STATED EXERCISE ▸ Repeat the lines below exactly as they appear, but leave out the images.

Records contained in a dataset
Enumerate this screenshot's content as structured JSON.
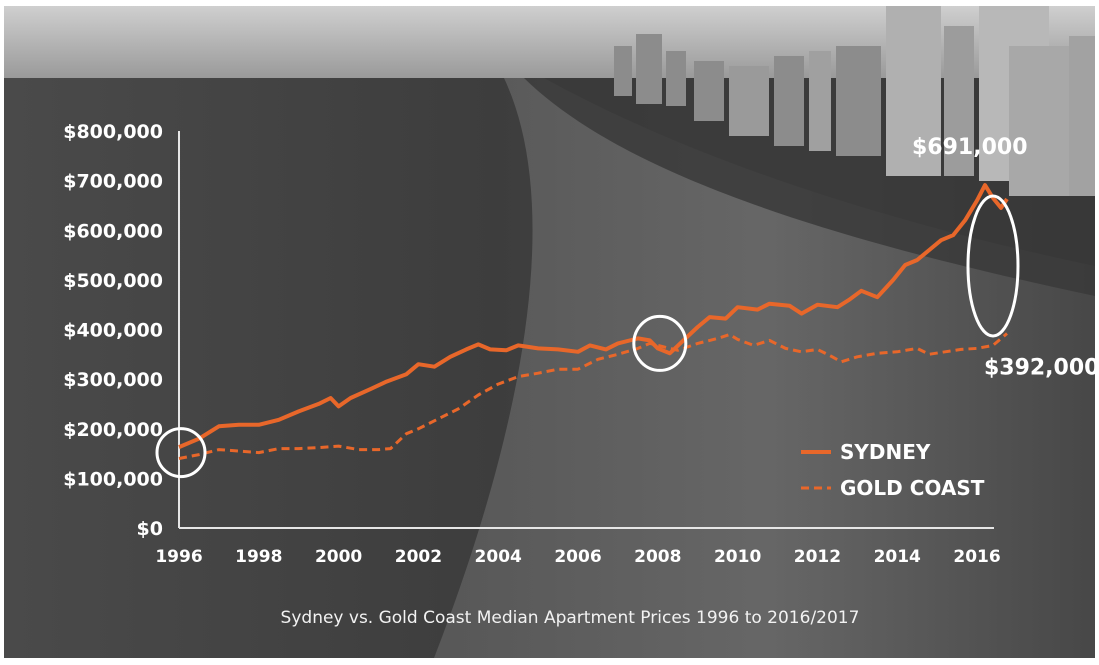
{
  "chart_data": {
    "type": "line",
    "title": "Sydney vs. Gold Coast Median Apartment Prices 1996 to 2016/2017",
    "xlabel": "",
    "ylabel": "",
    "xlim": [
      1996,
      2016.3
    ],
    "ylim": [
      0,
      800000
    ],
    "x_ticks": [
      "1996",
      "1998",
      "2000",
      "2002",
      "2004",
      "2006",
      "2008",
      "2010",
      "2012",
      "2014",
      "2016"
    ],
    "y_ticks": [
      "$0",
      "$100,000",
      "$200,000",
      "$300,000",
      "$400,000",
      "$500,000",
      "$600,000",
      "$700,000",
      "$800,000"
    ],
    "grid": false,
    "legend_position": "bottom-right",
    "colors": {
      "series": "#e8672a",
      "text": "#ffffff",
      "axis": "#e6e6e6",
      "highlight": "#ffffff"
    },
    "series": [
      {
        "name": "SYDNEY",
        "style": "solid",
        "points": [
          [
            1996,
            163000
          ],
          [
            1996.5,
            180000
          ],
          [
            1997,
            205000
          ],
          [
            1997.5,
            208000
          ],
          [
            1998,
            208000
          ],
          [
            1998.5,
            218000
          ],
          [
            1999,
            235000
          ],
          [
            1999.5,
            250000
          ],
          [
            1999.8,
            262000
          ],
          [
            2000,
            245000
          ],
          [
            2000.3,
            262000
          ],
          [
            2000.8,
            280000
          ],
          [
            2001.2,
            295000
          ],
          [
            2001.7,
            310000
          ],
          [
            2002,
            330000
          ],
          [
            2002.4,
            325000
          ],
          [
            2002.8,
            345000
          ],
          [
            2003.2,
            360000
          ],
          [
            2003.5,
            370000
          ],
          [
            2003.8,
            360000
          ],
          [
            2004.2,
            358000
          ],
          [
            2004.5,
            368000
          ],
          [
            2005,
            362000
          ],
          [
            2005.5,
            360000
          ],
          [
            2006,
            355000
          ],
          [
            2006.3,
            368000
          ],
          [
            2006.7,
            360000
          ],
          [
            2007,
            372000
          ],
          [
            2007.5,
            382000
          ],
          [
            2007.8,
            378000
          ],
          [
            2008,
            362000
          ],
          [
            2008.3,
            352000
          ],
          [
            2008.6,
            375000
          ],
          [
            2009,
            405000
          ],
          [
            2009.3,
            425000
          ],
          [
            2009.7,
            422000
          ],
          [
            2010,
            445000
          ],
          [
            2010.5,
            440000
          ],
          [
            2010.8,
            452000
          ],
          [
            2011.3,
            448000
          ],
          [
            2011.6,
            432000
          ],
          [
            2012,
            450000
          ],
          [
            2012.5,
            445000
          ],
          [
            2012.8,
            460000
          ],
          [
            2013.1,
            478000
          ],
          [
            2013.5,
            465000
          ],
          [
            2013.9,
            500000
          ],
          [
            2014.2,
            530000
          ],
          [
            2014.5,
            540000
          ],
          [
            2014.8,
            560000
          ],
          [
            2015.1,
            580000
          ],
          [
            2015.4,
            590000
          ],
          [
            2015.7,
            620000
          ],
          [
            2016,
            660000
          ],
          [
            2016.2,
            691000
          ],
          [
            2016.4,
            665000
          ],
          [
            2016.6,
            645000
          ],
          [
            2016.75,
            663000
          ]
        ]
      },
      {
        "name": "GOLD COAST",
        "style": "dashed",
        "points": [
          [
            1996,
            140000
          ],
          [
            1996.5,
            148000
          ],
          [
            1997,
            158000
          ],
          [
            1997.5,
            155000
          ],
          [
            1998,
            152000
          ],
          [
            1998.5,
            160000
          ],
          [
            1999,
            160000
          ],
          [
            1999.5,
            162000
          ],
          [
            2000,
            165000
          ],
          [
            2000.5,
            158000
          ],
          [
            2001,
            158000
          ],
          [
            2001.3,
            160000
          ],
          [
            2001.7,
            190000
          ],
          [
            2002,
            200000
          ],
          [
            2002.5,
            220000
          ],
          [
            2003,
            240000
          ],
          [
            2003.5,
            268000
          ],
          [
            2004,
            290000
          ],
          [
            2004.5,
            305000
          ],
          [
            2005,
            312000
          ],
          [
            2005.5,
            320000
          ],
          [
            2006,
            320000
          ],
          [
            2006.5,
            340000
          ],
          [
            2007,
            350000
          ],
          [
            2007.5,
            362000
          ],
          [
            2007.8,
            372000
          ],
          [
            2008,
            368000
          ],
          [
            2008.5,
            358000
          ],
          [
            2009,
            372000
          ],
          [
            2009.5,
            382000
          ],
          [
            2009.8,
            390000
          ],
          [
            2010,
            380000
          ],
          [
            2010.4,
            368000
          ],
          [
            2010.8,
            378000
          ],
          [
            2011.2,
            362000
          ],
          [
            2011.6,
            355000
          ],
          [
            2012,
            360000
          ],
          [
            2012.3,
            348000
          ],
          [
            2012.6,
            335000
          ],
          [
            2013,
            345000
          ],
          [
            2013.5,
            352000
          ],
          [
            2014,
            355000
          ],
          [
            2014.5,
            362000
          ],
          [
            2014.8,
            350000
          ],
          [
            2015.2,
            355000
          ],
          [
            2015.6,
            360000
          ],
          [
            2016,
            362000
          ],
          [
            2016.4,
            368000
          ],
          [
            2016.75,
            392000
          ]
        ]
      }
    ],
    "annotations": [
      {
        "label": "$691,000",
        "x": 2016.2,
        "y": 691000
      },
      {
        "label": "$392,000",
        "x": 2016.75,
        "y": 392000
      }
    ],
    "highlight_circles": [
      {
        "x": 1996.05,
        "y": 152000
      },
      {
        "x": 2008.05,
        "y": 372000
      },
      {
        "x": 2016.4,
        "y": 528000
      }
    ]
  }
}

COMPLETE ANSWER ▸
Enumerate this screenshot's content as structured JSON.
{
  "chart_data": {
    "type": "line",
    "title": "Sydney vs. Gold Coast Median Apartment Prices 1996 to 2016/2017",
    "xlabel": "",
    "ylabel": "",
    "xlim": [
      1996,
      2016.3
    ],
    "ylim": [
      0,
      800000
    ],
    "x_ticks": [
      "1996",
      "1998",
      "2000",
      "2002",
      "2004",
      "2006",
      "2008",
      "2010",
      "2012",
      "2014",
      "2016"
    ],
    "y_ticks": [
      "$0",
      "$100,000",
      "$200,000",
      "$300,000",
      "$400,000",
      "$500,000",
      "$600,000",
      "$700,000",
      "$800,000"
    ],
    "grid": false,
    "legend_position": "bottom-right",
    "colors": {
      "series": "#e8672a",
      "text": "#ffffff",
      "axis": "#e6e6e6",
      "highlight": "#ffffff"
    },
    "series": [
      {
        "name": "SYDNEY",
        "style": "solid",
        "points": [
          [
            1996,
            163000
          ],
          [
            1996.5,
            180000
          ],
          [
            1997,
            205000
          ],
          [
            1997.5,
            208000
          ],
          [
            1998,
            208000
          ],
          [
            1998.5,
            218000
          ],
          [
            1999,
            235000
          ],
          [
            1999.5,
            250000
          ],
          [
            1999.8,
            262000
          ],
          [
            2000,
            245000
          ],
          [
            2000.3,
            262000
          ],
          [
            2000.8,
            280000
          ],
          [
            2001.2,
            295000
          ],
          [
            2001.7,
            310000
          ],
          [
            2002,
            330000
          ],
          [
            2002.4,
            325000
          ],
          [
            2002.8,
            345000
          ],
          [
            2003.2,
            360000
          ],
          [
            2003.5,
            370000
          ],
          [
            2003.8,
            360000
          ],
          [
            2004.2,
            358000
          ],
          [
            2004.5,
            368000
          ],
          [
            2005,
            362000
          ],
          [
            2005.5,
            360000
          ],
          [
            2006,
            355000
          ],
          [
            2006.3,
            368000
          ],
          [
            2006.7,
            360000
          ],
          [
            2007,
            372000
          ],
          [
            2007.5,
            382000
          ],
          [
            2007.8,
            378000
          ],
          [
            2008,
            362000
          ],
          [
            2008.3,
            352000
          ],
          [
            2008.6,
            375000
          ],
          [
            2009,
            405000
          ],
          [
            2009.3,
            425000
          ],
          [
            2009.7,
            422000
          ],
          [
            2010,
            445000
          ],
          [
            2010.5,
            440000
          ],
          [
            2010.8,
            452000
          ],
          [
            2011.3,
            448000
          ],
          [
            2011.6,
            432000
          ],
          [
            2012,
            450000
          ],
          [
            2012.5,
            445000
          ],
          [
            2012.8,
            460000
          ],
          [
            2013.1,
            478000
          ],
          [
            2013.5,
            465000
          ],
          [
            2013.9,
            500000
          ],
          [
            2014.2,
            530000
          ],
          [
            2014.5,
            540000
          ],
          [
            2014.8,
            560000
          ],
          [
            2015.1,
            580000
          ],
          [
            2015.4,
            590000
          ],
          [
            2015.7,
            620000
          ],
          [
            2016,
            660000
          ],
          [
            2016.2,
            691000
          ],
          [
            2016.4,
            665000
          ],
          [
            2016.6,
            645000
          ],
          [
            2016.75,
            663000
          ]
        ]
      },
      {
        "name": "GOLD COAST",
        "style": "dashed",
        "points": [
          [
            1996,
            140000
          ],
          [
            1996.5,
            148000
          ],
          [
            1997,
            158000
          ],
          [
            1997.5,
            155000
          ],
          [
            1998,
            152000
          ],
          [
            1998.5,
            160000
          ],
          [
            1999,
            160000
          ],
          [
            1999.5,
            162000
          ],
          [
            2000,
            165000
          ],
          [
            2000.5,
            158000
          ],
          [
            2001,
            158000
          ],
          [
            2001.3,
            160000
          ],
          [
            2001.7,
            190000
          ],
          [
            2002,
            200000
          ],
          [
            2002.5,
            220000
          ],
          [
            2003,
            240000
          ],
          [
            2003.5,
            268000
          ],
          [
            2004,
            290000
          ],
          [
            2004.5,
            305000
          ],
          [
            2005,
            312000
          ],
          [
            2005.5,
            320000
          ],
          [
            2006,
            320000
          ],
          [
            2006.5,
            340000
          ],
          [
            2007,
            350000
          ],
          [
            2007.5,
            362000
          ],
          [
            2007.8,
            372000
          ],
          [
            2008,
            368000
          ],
          [
            2008.5,
            358000
          ],
          [
            2009,
            372000
          ],
          [
            2009.5,
            382000
          ],
          [
            2009.8,
            390000
          ],
          [
            2010,
            380000
          ],
          [
            2010.4,
            368000
          ],
          [
            2010.8,
            378000
          ],
          [
            2011.2,
            362000
          ],
          [
            2011.6,
            355000
          ],
          [
            2012,
            360000
          ],
          [
            2012.3,
            348000
          ],
          [
            2012.6,
            335000
          ],
          [
            2013,
            345000
          ],
          [
            2013.5,
            352000
          ],
          [
            2014,
            355000
          ],
          [
            2014.5,
            362000
          ],
          [
            2014.8,
            350000
          ],
          [
            2015.2,
            355000
          ],
          [
            2015.6,
            360000
          ],
          [
            2016,
            362000
          ],
          [
            2016.4,
            368000
          ],
          [
            2016.75,
            392000
          ]
        ]
      }
    ],
    "annotations": [
      {
        "label": "$691,000",
        "x": 2016.2,
        "y": 691000
      },
      {
        "label": "$392,000",
        "x": 2016.75,
        "y": 392000
      }
    ],
    "highlight_circles": [
      {
        "x": 1996.05,
        "y": 152000
      },
      {
        "x": 2008.05,
        "y": 372000
      },
      {
        "x": 2016.4,
        "y": 528000
      }
    ]
  }
}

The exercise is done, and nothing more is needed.